Instructions for the task: Keep the pictures out and restate every record exactly.

Material provided:
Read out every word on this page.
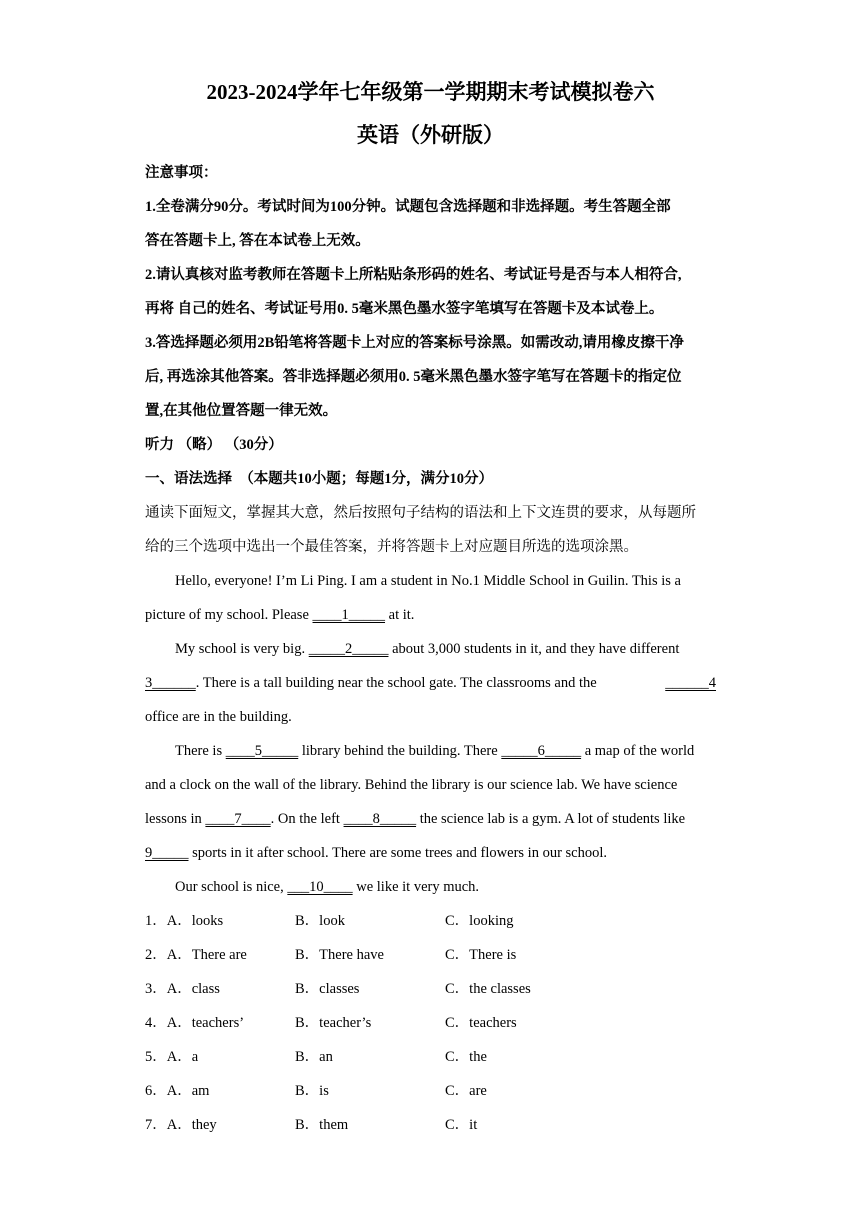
2023-2024学年七年级第一学期期末考试模拟卷六
英语（外研版）
注意事项：
1.全卷满分90分。考试时间为100分钟。试题包含选择题和非选择题。考生答题全部
答在答题卡上, 答在本试卷上无效。
2.请认真核对监考教师在答题卡上所粘贴条形码的姓名、考试证号是否与本人相符合,
再将 自己的姓名、考试证号用0. 5毫米黑色墨水签字笔填写在答题卡及本试卷上。
3.答选择题必须用2B铅笔将答题卡上对应的答案标号涂黑。如需改动,请用橡皮擦干净
后, 再选涂其他答案。答非选择题必须用0. 5毫米黑色墨水签字笔写在答题卡的指定位
置,在其他位置答题一律无效。
听力 （略） （30分）
一、语法选择　（本题共10小题；每题1分，满分10分）
通读下面短文，掌握其大意，然后按照句子结构的语法和上下文连贯的要求，从每题所
给的三个选项中选出一个最佳答案，并将答题卡上对应题目所选的选项涂黑。
Hello, everyone! I’m Li Ping. I am a student in No.1 Middle School in Guilin. This is a
picture of my school. Please ____1_____ at it.
My school is very big. _____2_____ about 3,000 students in it, and they have different
3______. There is a tall building near the school gate. The classrooms and the	______4
office are in the building.
There is ____5_____ library behind the building. There _____6_____ a map of the world
and a clock on the wall of the library. Behind the library is our science lab. We have science
lessons in ____7____. On the left ____8_____ the science lab is a gym. A lot of students like
9_____ sports in it after school. There are some trees and flowers in our school.
Our school is nice, ___10____ we like it very much.
1．A．looks	B．look	C．looking
2．A．There are	B．There have	C．There is
3．A．class	B．classes	C．the classes
4．A．teachers’	B．teacher’s	C．teachers
5．A．a	B．an	C．the
6．A．am	B．is	C．are
7．A．they	B．them	C．it
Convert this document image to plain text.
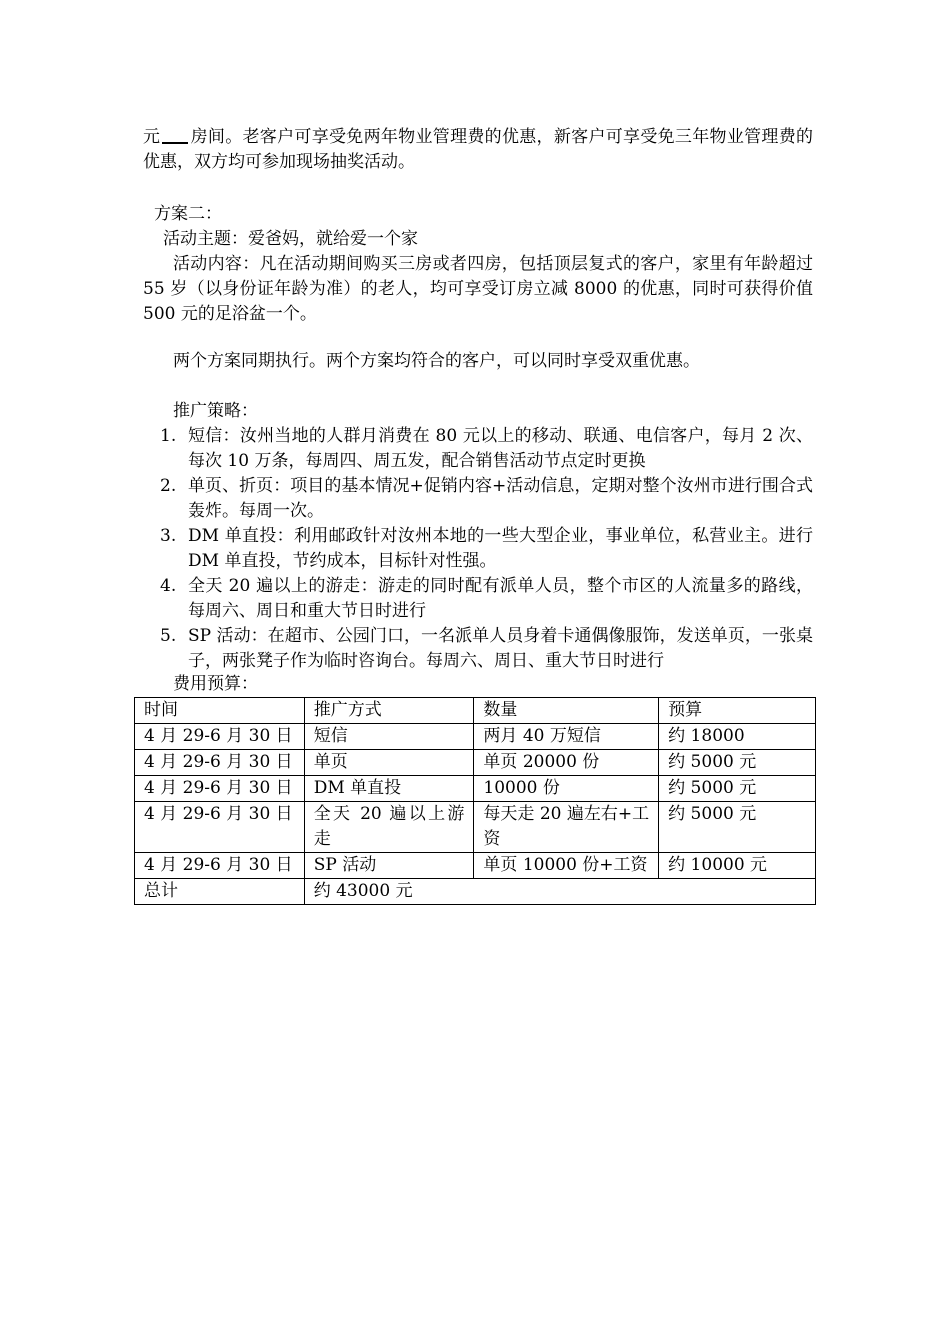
元 房间。老客户可享受免两年物业管理费的优惠，新客户可享受免三年物业管理费的优惠，双方均可参加现场抽奖活动。

方案二：

活动主题：爱爸妈，就给爱一个家

活动内容：凡在活动期间购买三房或者四房，包括顶层复式的客户，家里有年龄超过 55 岁（以身份证年龄为准）的老人，均可享受订房立减 8000 的优惠，同时可获得价值 500 元的足浴盆一个。

两个方案同期执行。两个方案均符合的客户，可以同时享受双重优惠。

推广策略：

1. 短信：汝州当地的人群月消费在 80 元以上的移动、联通、电信客户，每月 2 次、每次 10 万条，每周四、周五发，配合销售活动节点定时更换
2. 单页、折页：项目的基本情况+促销内容+活动信息，定期对整个汝州市进行围合式轰炸。每周一次。
3. DM 单直投：利用邮政针对汝州本地的一些大型企业，事业单位，私营业主。进行 DM 单直投，节约成本，目标针对性强。
4. 全天 20 遍以上的游走：游走的同时配有派单人员，整个市区的人流量多的路线，每周六、周日和重大节日时进行
5. SP 活动：在超市、公园门口，一名派单人员身着卡通偶像服饰，发送单页，一张桌子，两张凳子作为临时咨询台。每周六、周日、重大节日时进行

费用预算：

时间	推广方式	数量	预算
4 月 29-6 月 30 日	短信	两月 40 万短信	约 18000
4 月 29-6 月 30 日	单页	单页 20000 份	约 5000 元
4 月 29-6 月 30 日	DM 单直投	10000 份	约 5000 元
4 月 29-6 月 30 日	全天 20 遍以上游走	每天走 20 遍左右+工资	约 5000 元
4 月 29-6 月 30 日	SP 活动	单页 10000 份+工资	约 10000 元
总计	约 43000 元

Exercise result:
Read out every word on this page.
2023-2024学年七年级第一学期期末考试模拟卷六
英语（外研版）
注意事项：
1.全卷满分90分。考试时间为100分钟。试题包含选择题和非选择题。考生答题全部
答在答题卡上, 答在本试卷上无效。
2.请认真核对监考教师在答题卡上所粘贴条形码的姓名、考试证号是否与本人相符合,
再将 自己的姓名、考试证号用0. 5毫米黑色墨水签字笔填写在答题卡及本试卷上。
3.答选择题必须用2B铅笔将答题卡上对应的答案标号涂黑。如需改动,请用橡皮擦干净
后, 再选涂其他答案。答非选择题必须用0. 5毫米黑色墨水签字笔写在答题卡的指定位
置,在其他位置答题一律无效。
听力 （略） （30分）
一、语法选择　（本题共10小题；每题1分，满分10分）
通读下面短文，掌握其大意，然后按照句子结构的语法和上下文连贯的要求，从每题所
给的三个选项中选出一个最佳答案，并将答题卡上对应题目所选的选项涂黑。
Hello, everyone! I’m Li Ping. I am a student in No.1 Middle School in Guilin. This is a
picture of my school. Please ____1_____ at it.
My school is very big. _____2_____ about 3,000 students in it, and they have different
3______. There is a tall building near the school gate. The classrooms and the	______4
office are in the building.
There is ____5_____ library behind the building. There _____6_____ a map of the world
and a clock on the wall of the library. Behind the library is our science lab. We have science
lessons in ____7____. On the left ____8_____ the science lab is a gym. A lot of students like
9_____ sports in it after school. There are some trees and flowers in our school.
Our school is nice, ___10____ we like it very much.
1．A．looks	B．look	C．looking
2．A．There are	B．There have	C．There is
3．A．class	B．classes	C．the classes
4．A．teachers’	B．teacher’s	C．teachers
5．A．a	B．an	C．the
6．A．am	B．is	C．are
7．A．they	B．them	C．it
Convert this document image to plain text.
元 房间。老客户可享受免两年物业管理费的优惠，新客户可享受免三年物业管理费的优惠，双方均可参加现场抽奖活动。

方案二：

活动主题：爱爸妈，就给爱一个家

活动内容：凡在活动期间购买三房或者四房，包括顶层复式的客户，家里有年龄超过 55 岁（以身份证年龄为准）的老人，均可享受订房立减 8000 的优惠，同时可获得价值 500 元的足浴盆一个。

两个方案同期执行。两个方案均符合的客户，可以同时享受双重优惠。

推广策略：

1. 短信：汝州当地的人群月消费在 80 元以上的移动、联通、电信客户，每月 2 次、每次 10 万条，每周四、周五发，配合销售活动节点定时更换
2. 单页、折页：项目的基本情况+促销内容+活动信息，定期对整个汝州市进行围合式轰炸。每周一次。
3. DM 单直投：利用邮政针对汝州本地的一些大型企业，事业单位，私营业主。进行 DM 单直投，节约成本，目标针对性强。
4. 全天 20 遍以上的游走：游走的同时配有派单人员，整个市区的人流量多的路线，每周六、周日和重大节日时进行
5. SP 活动：在超市、公园门口，一名派单人员身着卡通偶像服饰，发送单页，一张桌子，两张凳子作为临时咨询台。每周六、周日、重大节日时进行

费用预算：

时间	推广方式	数量	预算
4 月 29-6 月 30 日	短信	两月 40 万短信	约 18000
4 月 29-6 月 30 日	单页	单页 20000 份	约 5000 元
4 月 29-6 月 30 日	DM 单直投	10000 份	约 5000 元
4 月 29-6 月 30 日	全天 20 遍以上游走	每天走 20 遍左右+工资	约 5000 元
4 月 29-6 月 30 日	SP 活动	单页 10000 份+工资	约 10000 元
总计	约 43000 元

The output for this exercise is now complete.